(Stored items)
Begin

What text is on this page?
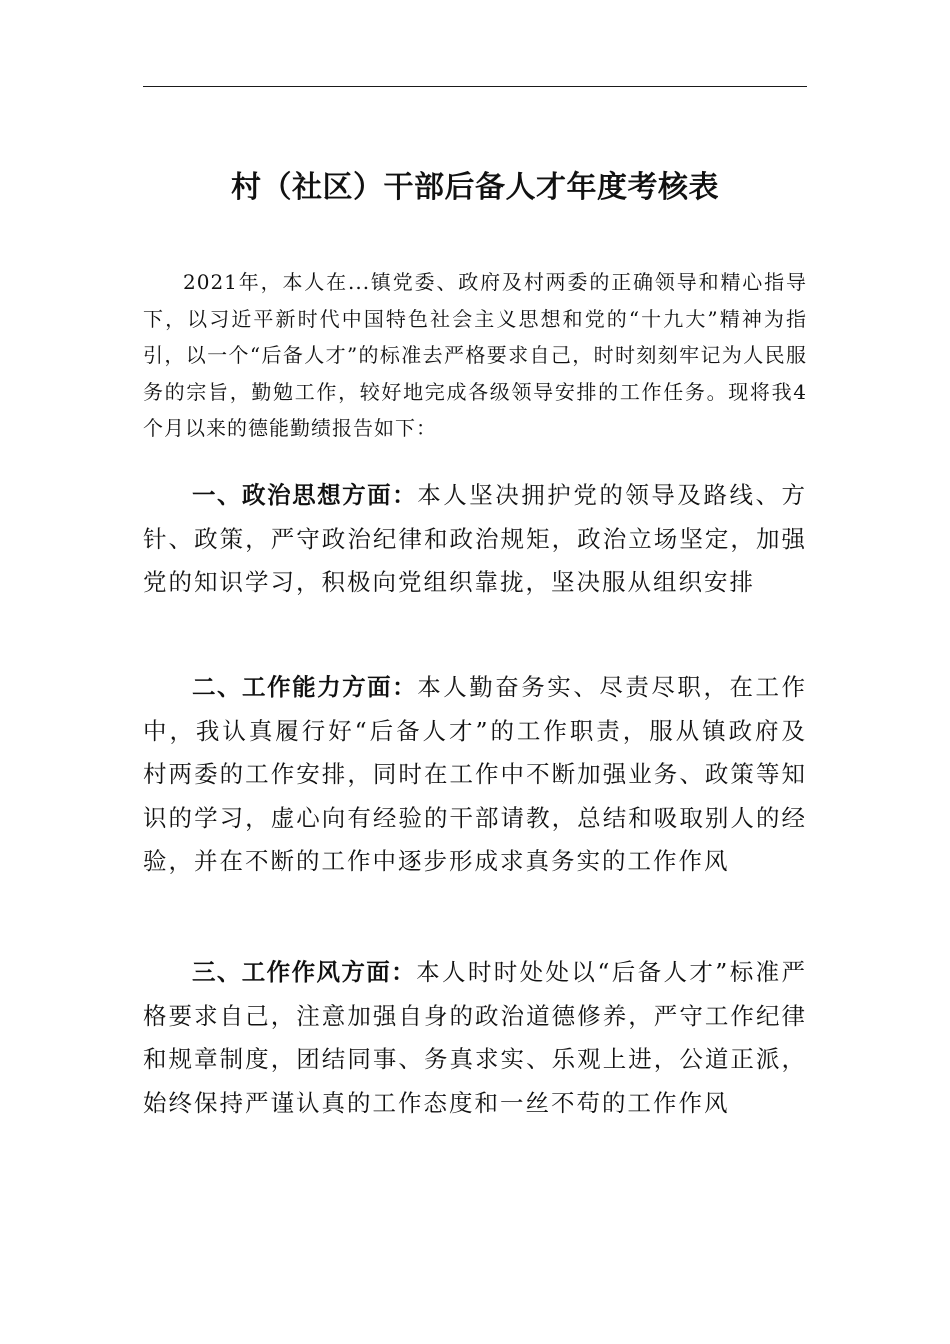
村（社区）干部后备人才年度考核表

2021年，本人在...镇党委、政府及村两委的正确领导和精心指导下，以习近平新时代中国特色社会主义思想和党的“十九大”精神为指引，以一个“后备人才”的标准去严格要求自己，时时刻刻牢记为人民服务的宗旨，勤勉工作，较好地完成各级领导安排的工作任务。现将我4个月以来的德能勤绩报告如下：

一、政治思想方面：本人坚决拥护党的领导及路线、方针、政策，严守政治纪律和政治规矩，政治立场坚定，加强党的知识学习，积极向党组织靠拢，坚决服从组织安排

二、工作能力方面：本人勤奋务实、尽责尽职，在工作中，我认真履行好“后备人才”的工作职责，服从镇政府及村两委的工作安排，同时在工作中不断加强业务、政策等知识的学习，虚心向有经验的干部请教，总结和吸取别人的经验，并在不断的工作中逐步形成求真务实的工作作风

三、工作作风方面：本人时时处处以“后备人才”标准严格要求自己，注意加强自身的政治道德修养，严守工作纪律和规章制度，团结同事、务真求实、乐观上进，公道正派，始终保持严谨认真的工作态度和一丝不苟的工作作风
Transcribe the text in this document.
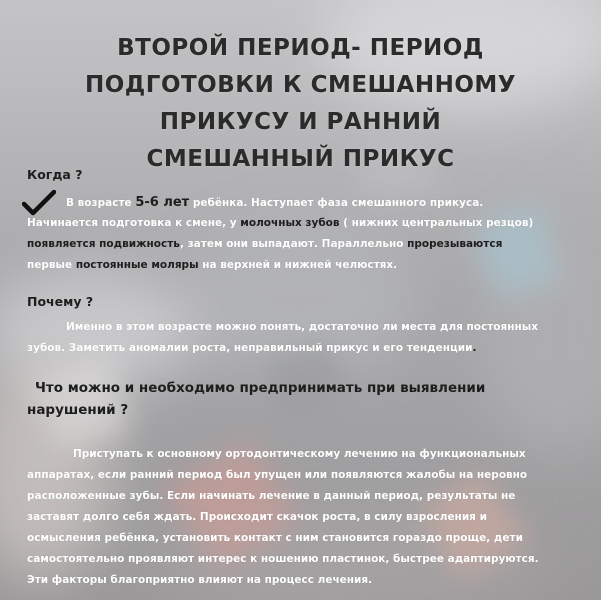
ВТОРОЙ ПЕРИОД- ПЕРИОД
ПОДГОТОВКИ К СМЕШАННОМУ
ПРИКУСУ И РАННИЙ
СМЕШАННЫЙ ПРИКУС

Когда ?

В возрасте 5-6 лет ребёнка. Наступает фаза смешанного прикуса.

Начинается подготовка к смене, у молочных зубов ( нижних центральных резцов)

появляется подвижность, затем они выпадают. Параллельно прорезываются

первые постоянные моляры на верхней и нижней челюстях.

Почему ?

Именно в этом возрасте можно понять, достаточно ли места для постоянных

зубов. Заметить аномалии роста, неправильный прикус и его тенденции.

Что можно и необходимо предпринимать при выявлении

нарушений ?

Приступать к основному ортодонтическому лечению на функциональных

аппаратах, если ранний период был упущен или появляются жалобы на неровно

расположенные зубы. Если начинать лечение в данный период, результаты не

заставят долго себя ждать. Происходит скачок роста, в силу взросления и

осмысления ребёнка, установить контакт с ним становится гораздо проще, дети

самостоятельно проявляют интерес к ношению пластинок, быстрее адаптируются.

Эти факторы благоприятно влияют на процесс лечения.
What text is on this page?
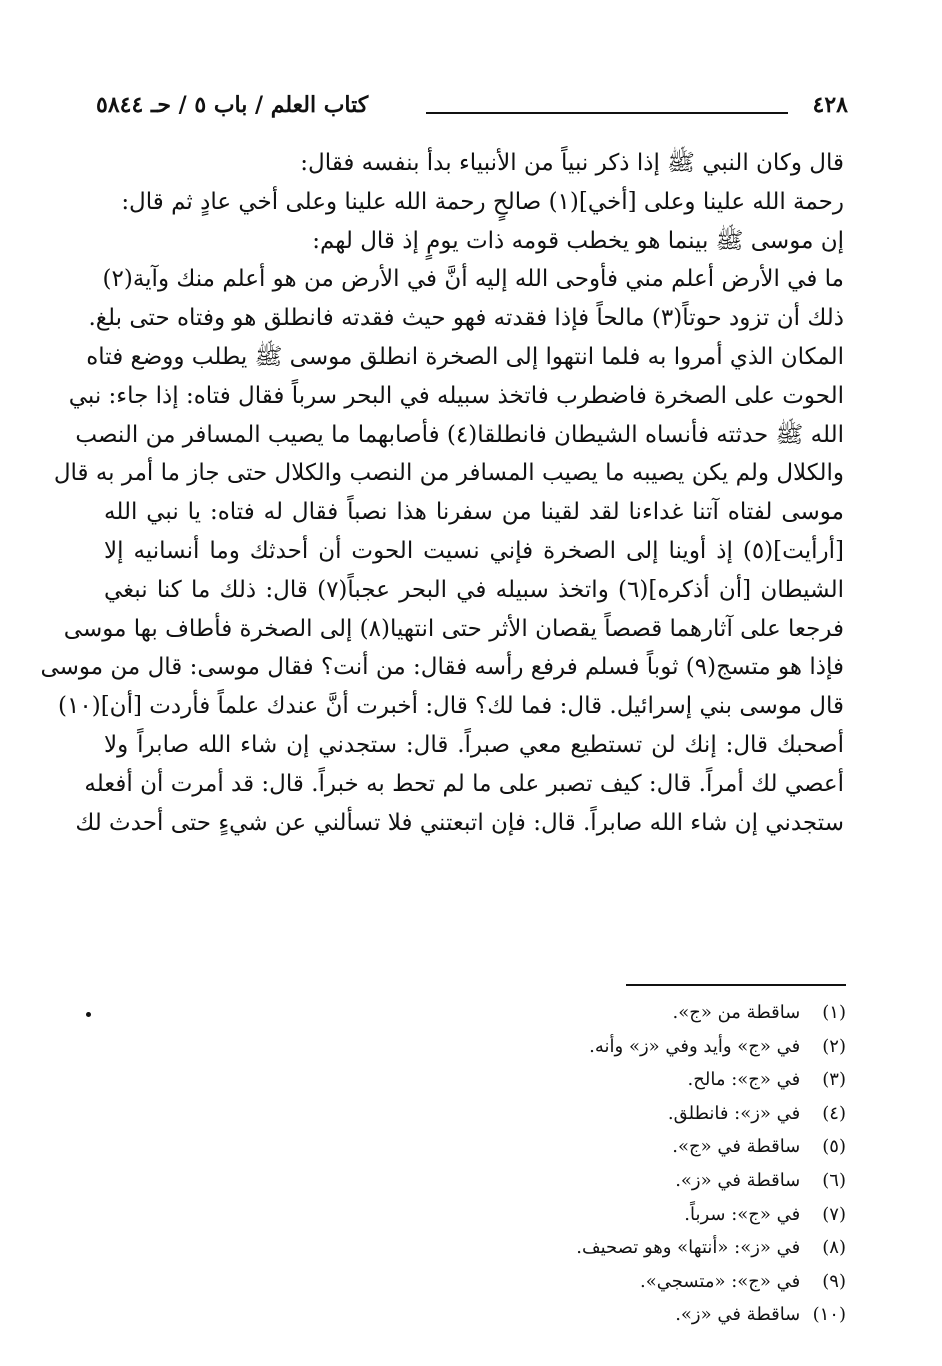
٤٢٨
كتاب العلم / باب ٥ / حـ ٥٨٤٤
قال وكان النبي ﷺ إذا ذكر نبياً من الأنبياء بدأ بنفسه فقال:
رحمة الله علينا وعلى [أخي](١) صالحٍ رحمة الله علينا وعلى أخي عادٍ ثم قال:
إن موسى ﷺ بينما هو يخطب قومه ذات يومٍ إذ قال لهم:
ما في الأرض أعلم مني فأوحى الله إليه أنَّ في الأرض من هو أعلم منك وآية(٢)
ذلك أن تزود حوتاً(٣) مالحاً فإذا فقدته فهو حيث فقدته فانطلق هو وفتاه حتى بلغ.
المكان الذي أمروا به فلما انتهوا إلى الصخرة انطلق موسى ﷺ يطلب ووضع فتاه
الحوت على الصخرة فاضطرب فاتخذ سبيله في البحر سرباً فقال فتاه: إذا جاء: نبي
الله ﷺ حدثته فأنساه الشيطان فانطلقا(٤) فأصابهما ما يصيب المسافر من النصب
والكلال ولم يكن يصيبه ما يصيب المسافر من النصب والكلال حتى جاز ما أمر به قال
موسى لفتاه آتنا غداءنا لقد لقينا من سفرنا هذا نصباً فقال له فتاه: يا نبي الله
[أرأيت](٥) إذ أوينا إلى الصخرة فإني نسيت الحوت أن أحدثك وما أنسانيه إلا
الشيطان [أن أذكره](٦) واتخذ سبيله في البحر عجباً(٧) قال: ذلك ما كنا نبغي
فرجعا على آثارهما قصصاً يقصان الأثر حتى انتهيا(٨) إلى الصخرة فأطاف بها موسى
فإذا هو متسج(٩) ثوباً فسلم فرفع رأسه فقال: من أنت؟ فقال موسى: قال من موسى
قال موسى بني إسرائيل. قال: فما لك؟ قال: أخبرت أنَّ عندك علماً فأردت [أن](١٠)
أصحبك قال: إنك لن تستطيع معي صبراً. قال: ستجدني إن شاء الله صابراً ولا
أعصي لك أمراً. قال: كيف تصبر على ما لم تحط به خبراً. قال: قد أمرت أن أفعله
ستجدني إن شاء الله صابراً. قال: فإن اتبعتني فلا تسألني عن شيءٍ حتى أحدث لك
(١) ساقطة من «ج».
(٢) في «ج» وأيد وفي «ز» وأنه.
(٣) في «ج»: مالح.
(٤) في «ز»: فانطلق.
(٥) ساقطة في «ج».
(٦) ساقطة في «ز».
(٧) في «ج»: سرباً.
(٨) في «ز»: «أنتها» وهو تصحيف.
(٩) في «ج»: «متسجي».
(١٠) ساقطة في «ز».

End

Your task is to repeat the data above exactly while excluding the pictures.

What text is on this page?
村（社区）干部后备人才年度考核表

2021年，本人在...镇党委、政府及村两委的正确领导和精心指导下，以习近平新时代中国特色社会主义思想和党的“十九大”精神为指引，以一个“后备人才”的标准去严格要求自己，时时刻刻牢记为人民服务的宗旨，勤勉工作，较好地完成各级领导安排的工作任务。现将我4个月以来的德能勤绩报告如下：

一、政治思想方面：本人坚决拥护党的领导及路线、方针、政策，严守政治纪律和政治规矩，政治立场坚定，加强党的知识学习，积极向党组织靠拢，坚决服从组织安排

二、工作能力方面：本人勤奋务实、尽责尽职，在工作中，我认真履行好“后备人才”的工作职责，服从镇政府及村两委的工作安排，同时在工作中不断加强业务、政策等知识的学习，虚心向有经验的干部请教，总结和吸取别人的经验，并在不断的工作中逐步形成求真务实的工作作风

三、工作作风方面：本人时时处处以“后备人才”标准严格要求自己，注意加强自身的政治道德修养，严守工作纪律和规章制度，团结同事、务真求实、乐观上进，公道正派，始终保持严谨认真的工作态度和一丝不苟的工作作风
Transcribe the text in this document.
ВТОРОЙ ПЕРИОД- ПЕРИОД
ПОДГОТОВКИ К СМЕШАННОМУ
ПРИКУСУ И РАННИЙ
СМЕШАННЫЙ ПРИКУС

Когда ?

В возрасте 5-6 лет ребёнка. Наступает фаза смешанного прикуса.

Начинается подготовка к смене, у молочных зубов ( нижних центральных резцов)

появляется подвижность, затем они выпадают. Параллельно прорезываются

первые постоянные моляры на верхней и нижней челюстях.

Почему ?

Именно в этом возрасте можно понять, достаточно ли места для постоянных

зубов. Заметить аномалии роста, неправильный прикус и его тенденции.

Что можно и необходимо предпринимать при выявлении

нарушений ?

Приступать к основному ортодонтическому лечению на функциональных

аппаратах, если ранний период был упущен или появляются жалобы на неровно

расположенные зубы. Если начинать лечение в данный период, результаты не

заставят долго себя ждать. Происходит скачок роста, в силу взросления и

осмысления ребёнка, установить контакт с ним становится гораздо проще, дети

самостоятельно проявляют интерес к ношению пластинок, быстрее адаптируются.

Эти факторы благоприятно влияют на процесс лечения.
What text is on this page?
٤٢٨
كتاب العلم / باب ٥ / حـ ٥٨٤٤
قال وكان النبي ﷺ إذا ذكر نبياً من الأنبياء بدأ بنفسه فقال:
رحمة الله علينا وعلى [أخي](١) صالحٍ رحمة الله علينا وعلى أخي عادٍ ثم قال:
إن موسى ﷺ بينما هو يخطب قومه ذات يومٍ إذ قال لهم:
ما في الأرض أعلم مني فأوحى الله إليه أنَّ في الأرض من هو أعلم منك وآية(٢)
ذلك أن تزود حوتاً(٣) مالحاً فإذا فقدته فهو حيث فقدته فانطلق هو وفتاه حتى بلغ.
المكان الذي أمروا به فلما انتهوا إلى الصخرة انطلق موسى ﷺ يطلب ووضع فتاه
الحوت على الصخرة فاضطرب فاتخذ سبيله في البحر سرباً فقال فتاه: إذا جاء: نبي
الله ﷺ حدثته فأنساه الشيطان فانطلقا(٤) فأصابهما ما يصيب المسافر من النصب
والكلال ولم يكن يصيبه ما يصيب المسافر من النصب والكلال حتى جاز ما أمر به قال
موسى لفتاه آتنا غداءنا لقد لقينا من سفرنا هذا نصباً فقال له فتاه: يا نبي الله
[أرأيت](٥) إذ أوينا إلى الصخرة فإني نسيت الحوت أن أحدثك وما أنسانيه إلا
الشيطان [أن أذكره](٦) واتخذ سبيله في البحر عجباً(٧) قال: ذلك ما كنا نبغي
فرجعا على آثارهما قصصاً يقصان الأثر حتى انتهيا(٨) إلى الصخرة فأطاف بها موسى
فإذا هو متسج(٩) ثوباً فسلم فرفع رأسه فقال: من أنت؟ فقال موسى: قال من موسى
قال موسى بني إسرائيل. قال: فما لك؟ قال: أخبرت أنَّ عندك علماً فأردت [أن](١٠)
أصحبك قال: إنك لن تستطيع معي صبراً. قال: ستجدني إن شاء الله صابراً ولا
أعصي لك أمراً. قال: كيف تصبر على ما لم تحط به خبراً. قال: قد أمرت أن أفعله
ستجدني إن شاء الله صابراً. قال: فإن اتبعتني فلا تسألني عن شيءٍ حتى أحدث لك
(١) ساقطة من «ج».
(٢) في «ج» وأيد وفي «ز» وأنه.
(٣) في «ج»: مالح.
(٤) في «ز»: فانطلق.
(٥) ساقطة في «ج».
(٦) ساقطة في «ز».
(٧) في «ج»: سرباً.
(٨) في «ز»: «أنتها» وهو تصحيف.
(٩) في «ج»: «متسجي».
(١٠) ساقطة في «ز».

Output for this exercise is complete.